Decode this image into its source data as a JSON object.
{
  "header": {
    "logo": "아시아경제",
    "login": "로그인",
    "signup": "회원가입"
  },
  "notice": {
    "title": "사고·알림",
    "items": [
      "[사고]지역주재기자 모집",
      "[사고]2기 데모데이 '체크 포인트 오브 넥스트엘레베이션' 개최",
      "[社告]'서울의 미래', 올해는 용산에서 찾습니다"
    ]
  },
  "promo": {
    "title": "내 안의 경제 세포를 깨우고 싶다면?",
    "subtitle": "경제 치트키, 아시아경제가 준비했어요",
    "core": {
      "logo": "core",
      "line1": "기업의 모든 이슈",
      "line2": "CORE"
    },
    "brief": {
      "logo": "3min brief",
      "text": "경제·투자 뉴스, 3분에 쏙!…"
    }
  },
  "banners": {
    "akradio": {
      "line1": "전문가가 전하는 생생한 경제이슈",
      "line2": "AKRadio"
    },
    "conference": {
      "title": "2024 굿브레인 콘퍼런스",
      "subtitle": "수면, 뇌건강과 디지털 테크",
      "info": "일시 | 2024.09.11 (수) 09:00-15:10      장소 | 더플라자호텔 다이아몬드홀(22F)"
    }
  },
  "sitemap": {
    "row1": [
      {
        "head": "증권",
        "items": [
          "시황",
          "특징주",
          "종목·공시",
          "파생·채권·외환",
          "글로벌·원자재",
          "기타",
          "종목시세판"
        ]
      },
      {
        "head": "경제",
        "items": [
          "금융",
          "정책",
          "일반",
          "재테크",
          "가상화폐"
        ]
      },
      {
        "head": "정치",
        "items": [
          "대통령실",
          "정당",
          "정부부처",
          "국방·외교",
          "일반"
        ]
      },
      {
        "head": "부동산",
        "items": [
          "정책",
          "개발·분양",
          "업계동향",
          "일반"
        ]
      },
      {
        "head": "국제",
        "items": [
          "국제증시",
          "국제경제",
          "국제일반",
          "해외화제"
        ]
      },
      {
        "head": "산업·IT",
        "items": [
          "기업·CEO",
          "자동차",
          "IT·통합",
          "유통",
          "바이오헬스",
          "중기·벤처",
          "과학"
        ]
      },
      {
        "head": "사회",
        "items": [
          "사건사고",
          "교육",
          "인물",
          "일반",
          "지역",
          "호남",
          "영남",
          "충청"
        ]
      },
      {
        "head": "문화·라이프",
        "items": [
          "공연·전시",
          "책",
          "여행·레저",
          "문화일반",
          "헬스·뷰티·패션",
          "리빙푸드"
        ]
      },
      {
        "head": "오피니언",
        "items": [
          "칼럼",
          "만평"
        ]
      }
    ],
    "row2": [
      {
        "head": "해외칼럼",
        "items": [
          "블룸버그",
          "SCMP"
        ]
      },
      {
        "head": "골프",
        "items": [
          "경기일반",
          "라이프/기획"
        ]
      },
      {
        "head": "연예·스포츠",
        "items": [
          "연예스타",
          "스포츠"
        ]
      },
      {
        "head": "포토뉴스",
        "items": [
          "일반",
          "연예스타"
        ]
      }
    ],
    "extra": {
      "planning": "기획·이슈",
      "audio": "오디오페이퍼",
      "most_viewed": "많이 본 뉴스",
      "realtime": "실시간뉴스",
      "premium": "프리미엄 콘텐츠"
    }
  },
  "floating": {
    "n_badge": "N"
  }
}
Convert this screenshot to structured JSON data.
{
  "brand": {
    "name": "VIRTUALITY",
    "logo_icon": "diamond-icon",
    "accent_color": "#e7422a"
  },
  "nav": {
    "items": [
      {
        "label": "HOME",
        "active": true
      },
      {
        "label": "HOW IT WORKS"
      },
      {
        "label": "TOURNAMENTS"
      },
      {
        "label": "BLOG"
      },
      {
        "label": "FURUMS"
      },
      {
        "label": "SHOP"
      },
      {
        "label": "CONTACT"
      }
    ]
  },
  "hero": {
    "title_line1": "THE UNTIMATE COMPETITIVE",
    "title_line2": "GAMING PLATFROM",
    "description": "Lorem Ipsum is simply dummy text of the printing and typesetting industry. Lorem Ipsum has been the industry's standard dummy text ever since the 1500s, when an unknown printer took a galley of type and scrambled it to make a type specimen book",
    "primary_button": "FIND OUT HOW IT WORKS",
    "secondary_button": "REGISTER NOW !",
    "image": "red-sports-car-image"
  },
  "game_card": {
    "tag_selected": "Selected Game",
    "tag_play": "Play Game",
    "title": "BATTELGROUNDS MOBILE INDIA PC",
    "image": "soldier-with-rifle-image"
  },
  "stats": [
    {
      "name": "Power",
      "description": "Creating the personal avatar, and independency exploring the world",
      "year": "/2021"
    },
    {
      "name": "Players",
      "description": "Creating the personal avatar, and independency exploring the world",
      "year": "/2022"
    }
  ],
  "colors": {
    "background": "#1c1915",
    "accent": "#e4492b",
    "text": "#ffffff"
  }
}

**DIRECTIONS FOR THIS TASK:**
Repeat the records above exactly.

**EXERCISE RESULT:**
Decode this image into its source data as a JSON object.
{
  "header": {
    "logo": "아시아경제",
    "login": "로그인",
    "signup": "회원가입"
  },
  "notice": {
    "title": "사고·알림",
    "items": [
      "[사고]지역주재기자 모집",
      "[사고]2기 데모데이 '체크 포인트 오브 넥스트엘레베이션' 개최",
      "[社告]'서울의 미래', 올해는 용산에서 찾습니다"
    ]
  },
  "promo": {
    "title": "내 안의 경제 세포를 깨우고 싶다면?",
    "subtitle": "경제 치트키, 아시아경제가 준비했어요",
    "core": {
      "logo": "core",
      "line1": "기업의 모든 이슈",
      "line2": "CORE"
    },
    "brief": {
      "logo": "3min brief",
      "text": "경제·투자 뉴스, 3분에 쏙!…"
    }
  },
  "banners": {
    "akradio": {
      "line1": "전문가가 전하는 생생한 경제이슈",
      "line2": "AKRadio"
    },
    "conference": {
      "title": "2024 굿브레인 콘퍼런스",
      "subtitle": "수면, 뇌건강과 디지털 테크",
      "info": "일시 | 2024.09.11 (수) 09:00-15:10      장소 | 더플라자호텔 다이아몬드홀(22F)"
    }
  },
  "sitemap": {
    "row1": [
      {
        "head": "증권",
        "items": [
          "시황",
          "특징주",
          "종목·공시",
          "파생·채권·외환",
          "글로벌·원자재",
          "기타",
          "종목시세판"
        ]
      },
      {
        "head": "경제",
        "items": [
          "금융",
          "정책",
          "일반",
          "재테크",
          "가상화폐"
        ]
      },
      {
        "head": "정치",
        "items": [
          "대통령실",
          "정당",
          "정부부처",
          "국방·외교",
          "일반"
        ]
      },
      {
        "head": "부동산",
        "items": [
          "정책",
          "개발·분양",
          "업계동향",
          "일반"
        ]
      },
      {
        "head": "국제",
        "items": [
          "국제증시",
          "국제경제",
          "국제일반",
          "해외화제"
        ]
      },
      {
        "head": "산업·IT",
        "items": [
          "기업·CEO",
          "자동차",
          "IT·통합",
          "유통",
          "바이오헬스",
          "중기·벤처",
          "과학"
        ]
      },
      {
        "head": "사회",
        "items": [
          "사건사고",
          "교육",
          "인물",
          "일반",
          "지역",
          "호남",
          "영남",
          "충청"
        ]
      },
      {
        "head": "문화·라이프",
        "items": [
          "공연·전시",
          "책",
          "여행·레저",
          "문화일반",
          "헬스·뷰티·패션",
          "리빙푸드"
        ]
      },
      {
        "head": "오피니언",
        "items": [
          "칼럼",
          "만평"
        ]
      }
    ],
    "row2": [
      {
        "head": "해외칼럼",
        "items": [
          "블룸버그",
          "SCMP"
        ]
      },
      {
        "head": "골프",
        "items": [
          "경기일반",
          "라이프/기획"
        ]
      },
      {
        "head": "연예·스포츠",
        "items": [
          "연예스타",
          "스포츠"
        ]
      },
      {
        "head": "포토뉴스",
        "items": [
          "일반",
          "연예스타"
        ]
      }
    ],
    "extra": {
      "planning": "기획·이슈",
      "audio": "오디오페이퍼",
      "most_viewed": "많이 본 뉴스",
      "realtime": "실시간뉴스",
      "premium": "프리미엄 콘텐츠"
    }
  },
  "floating": {
    "n_badge": "N"
  }
}
Convert this screenshot to structured JSON data.
{
  "brand": {
    "name": "VIRTUALITY",
    "logo_icon": "diamond-icon",
    "accent_color": "#e7422a"
  },
  "nav": {
    "items": [
      {
        "label": "HOME",
        "active": true
      },
      {
        "label": "HOW IT WORKS"
      },
      {
        "label": "TOURNAMENTS"
      },
      {
        "label": "BLOG"
      },
      {
        "label": "FURUMS"
      },
      {
        "label": "SHOP"
      },
      {
        "label": "CONTACT"
      }
    ]
  },
  "hero": {
    "title_line1": "THE UNTIMATE COMPETITIVE",
    "title_line2": "GAMING PLATFROM",
    "description": "Lorem Ipsum is simply dummy text of the printing and typesetting industry. Lorem Ipsum has been the industry's standard dummy text ever since the 1500s, when an unknown printer took a galley of type and scrambled it to make a type specimen book",
    "primary_button": "FIND OUT HOW IT WORKS",
    "secondary_button": "REGISTER NOW !",
    "image": "red-sports-car-image"
  },
  "game_card": {
    "tag_selected": "Selected Game",
    "tag_play": "Play Game",
    "title": "BATTELGROUNDS MOBILE INDIA PC",
    "image": "soldier-with-rifle-image"
  },
  "stats": [
    {
      "name": "Power",
      "description": "Creating the personal avatar, and independency exploring the world",
      "year": "/2021"
    },
    {
      "name": "Players",
      "description": "Creating the personal avatar, and independency exploring the world",
      "year": "/2022"
    }
  ],
  "colors": {
    "background": "#1c1915",
    "accent": "#e4492b",
    "text": "#ffffff"
  }
}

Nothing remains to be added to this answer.